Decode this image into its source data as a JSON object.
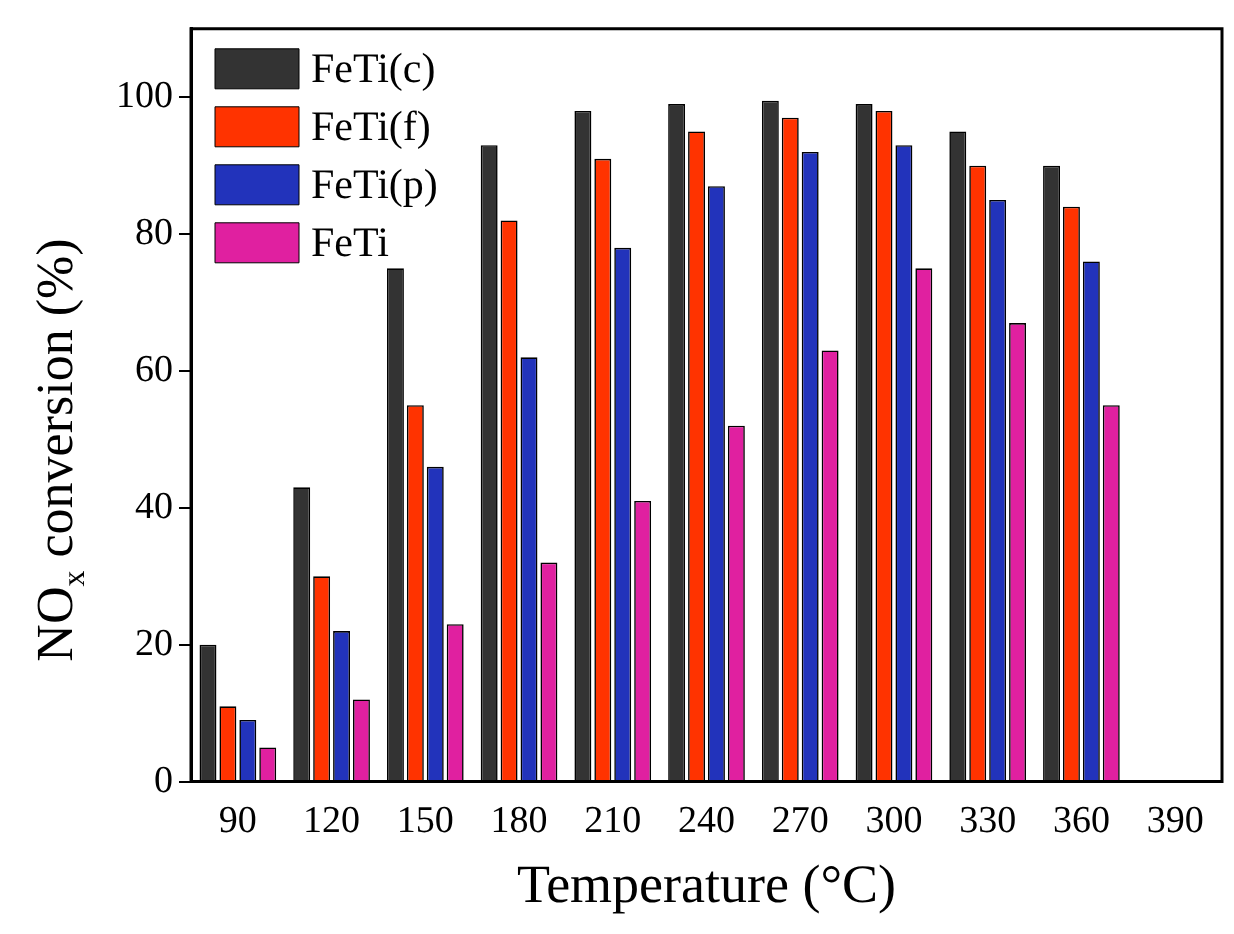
{
  "chart_data": {
    "type": "bar",
    "categories": [
      "90",
      "120",
      "150",
      "180",
      "210",
      "240",
      "270",
      "300",
      "330",
      "360",
      "390"
    ],
    "series": [
      {
        "name": "FeTi(c)",
        "color": "#333333",
        "values": [
          20,
          43,
          75,
          93,
          98,
          99,
          99.5,
          99,
          95,
          90,
          null
        ]
      },
      {
        "name": "FeTi(f)",
        "color": "#ff3300",
        "values": [
          11,
          30,
          55,
          82,
          91,
          95,
          97,
          98,
          90,
          84,
          null
        ]
      },
      {
        "name": "FeTi(p)",
        "color": "#2233bb",
        "values": [
          9,
          22,
          46,
          62,
          78,
          87,
          92,
          93,
          85,
          76,
          null
        ]
      },
      {
        "name": "FeTi",
        "color": "#e020a0",
        "values": [
          5,
          12,
          23,
          32,
          41,
          52,
          63,
          75,
          67,
          55,
          null
        ]
      }
    ],
    "xlabel": "Temperature (°C)",
    "ylabel": "NO$_{x}$ conversion (%)",
    "ylim": [
      0,
      110
    ],
    "yticks": [
      0,
      20,
      40,
      60,
      80,
      100
    ],
    "legend": "top left",
    "grid": false
  }
}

■ Exercise ■
Write out the data precisely as given, excluding the pictures.

■ Result ■
Decode this image into its source data as a JSON object.
{
  "chart_data": {
    "type": "bar",
    "categories": [
      "90",
      "120",
      "150",
      "180",
      "210",
      "240",
      "270",
      "300",
      "330",
      "360",
      "390"
    ],
    "series": [
      {
        "name": "FeTi(c)",
        "color": "#333333",
        "values": [
          20,
          43,
          75,
          93,
          98,
          99,
          99.5,
          99,
          95,
          90,
          null
        ]
      },
      {
        "name": "FeTi(f)",
        "color": "#ff3300",
        "values": [
          11,
          30,
          55,
          82,
          91,
          95,
          97,
          98,
          90,
          84,
          null
        ]
      },
      {
        "name": "FeTi(p)",
        "color": "#2233bb",
        "values": [
          9,
          22,
          46,
          62,
          78,
          87,
          92,
          93,
          85,
          76,
          null
        ]
      },
      {
        "name": "FeTi",
        "color": "#e020a0",
        "values": [
          5,
          12,
          23,
          32,
          41,
          52,
          63,
          75,
          67,
          55,
          null
        ]
      }
    ],
    "xlabel": "Temperature (°C)",
    "ylabel": "NO$_{x}$ conversion (%)",
    "ylim": [
      0,
      110
    ],
    "yticks": [
      0,
      20,
      40,
      60,
      80,
      100
    ],
    "legend": "top left",
    "grid": false
  }
}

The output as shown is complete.